Dataset records:
□ □ □
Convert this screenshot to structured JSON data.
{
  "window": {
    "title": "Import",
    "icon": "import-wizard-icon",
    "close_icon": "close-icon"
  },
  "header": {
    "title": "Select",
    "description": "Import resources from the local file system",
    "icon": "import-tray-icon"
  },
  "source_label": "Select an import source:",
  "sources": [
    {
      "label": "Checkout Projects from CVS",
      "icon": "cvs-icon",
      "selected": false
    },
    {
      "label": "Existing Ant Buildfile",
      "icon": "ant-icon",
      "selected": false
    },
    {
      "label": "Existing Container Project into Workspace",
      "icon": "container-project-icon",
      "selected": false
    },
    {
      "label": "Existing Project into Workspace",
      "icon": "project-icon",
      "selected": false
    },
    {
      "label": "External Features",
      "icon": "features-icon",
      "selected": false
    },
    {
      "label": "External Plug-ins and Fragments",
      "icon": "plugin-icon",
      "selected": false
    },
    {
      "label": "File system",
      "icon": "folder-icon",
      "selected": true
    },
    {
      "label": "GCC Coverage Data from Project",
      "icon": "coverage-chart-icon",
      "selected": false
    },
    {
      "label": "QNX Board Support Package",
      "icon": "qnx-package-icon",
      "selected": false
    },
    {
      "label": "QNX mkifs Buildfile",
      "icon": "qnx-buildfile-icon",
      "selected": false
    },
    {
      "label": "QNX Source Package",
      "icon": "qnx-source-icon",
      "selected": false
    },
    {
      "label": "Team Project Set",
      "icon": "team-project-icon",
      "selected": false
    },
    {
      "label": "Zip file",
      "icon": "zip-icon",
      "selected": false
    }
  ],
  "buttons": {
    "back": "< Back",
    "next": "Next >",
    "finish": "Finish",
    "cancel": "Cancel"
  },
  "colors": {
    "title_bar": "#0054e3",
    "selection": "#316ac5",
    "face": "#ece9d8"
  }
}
□ □ □
• Objective
Write out the entries in full, exactly as given.

• Output of the task
Convert this screenshot to structured JSON data.
{
  "window": {
    "title": "Import",
    "icon": "import-wizard-icon",
    "close_icon": "close-icon"
  },
  "header": {
    "title": "Select",
    "description": "Import resources from the local file system",
    "icon": "import-tray-icon"
  },
  "source_label": "Select an import source:",
  "sources": [
    {
      "label": "Checkout Projects from CVS",
      "icon": "cvs-icon",
      "selected": false
    },
    {
      "label": "Existing Ant Buildfile",
      "icon": "ant-icon",
      "selected": false
    },
    {
      "label": "Existing Container Project into Workspace",
      "icon": "container-project-icon",
      "selected": false
    },
    {
      "label": "Existing Project into Workspace",
      "icon": "project-icon",
      "selected": false
    },
    {
      "label": "External Features",
      "icon": "features-icon",
      "selected": false
    },
    {
      "label": "External Plug-ins and Fragments",
      "icon": "plugin-icon",
      "selected": false
    },
    {
      "label": "File system",
      "icon": "folder-icon",
      "selected": true
    },
    {
      "label": "GCC Coverage Data from Project",
      "icon": "coverage-chart-icon",
      "selected": false
    },
    {
      "label": "QNX Board Support Package",
      "icon": "qnx-package-icon",
      "selected": false
    },
    {
      "label": "QNX mkifs Buildfile",
      "icon": "qnx-buildfile-icon",
      "selected": false
    },
    {
      "label": "QNX Source Package",
      "icon": "qnx-source-icon",
      "selected": false
    },
    {
      "label": "Team Project Set",
      "icon": "team-project-icon",
      "selected": false
    },
    {
      "label": "Zip file",
      "icon": "zip-icon",
      "selected": false
    }
  ],
  "buttons": {
    "back": "< Back",
    "next": "Next >",
    "finish": "Finish",
    "cancel": "Cancel"
  },
  "colors": {
    "title_bar": "#0054e3",
    "selection": "#316ac5",
    "face": "#ece9d8"
  }
}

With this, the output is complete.